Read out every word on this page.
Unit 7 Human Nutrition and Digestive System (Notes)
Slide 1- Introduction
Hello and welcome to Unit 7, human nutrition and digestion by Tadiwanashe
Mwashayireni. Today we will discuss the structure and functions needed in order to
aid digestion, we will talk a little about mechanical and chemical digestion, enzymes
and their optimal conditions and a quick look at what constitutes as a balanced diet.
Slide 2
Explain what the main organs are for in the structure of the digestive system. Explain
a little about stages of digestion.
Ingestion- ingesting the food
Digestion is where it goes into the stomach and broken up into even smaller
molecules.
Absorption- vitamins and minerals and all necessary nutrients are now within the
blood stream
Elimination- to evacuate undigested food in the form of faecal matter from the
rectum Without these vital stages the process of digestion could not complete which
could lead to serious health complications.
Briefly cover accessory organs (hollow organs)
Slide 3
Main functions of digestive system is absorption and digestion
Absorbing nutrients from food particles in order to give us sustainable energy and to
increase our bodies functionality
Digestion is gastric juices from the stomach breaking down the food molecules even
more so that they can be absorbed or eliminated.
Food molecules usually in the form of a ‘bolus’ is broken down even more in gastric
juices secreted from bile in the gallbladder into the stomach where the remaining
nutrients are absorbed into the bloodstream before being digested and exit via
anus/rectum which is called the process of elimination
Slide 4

□ □ □

Assignment: This task calls for each line of the material that contains "what".

Exercise answer:
and their optimal conditions and a quick look at what constitutes as a balanced diet.
Explain what the main organs are for in the structure of the digestive system. Explain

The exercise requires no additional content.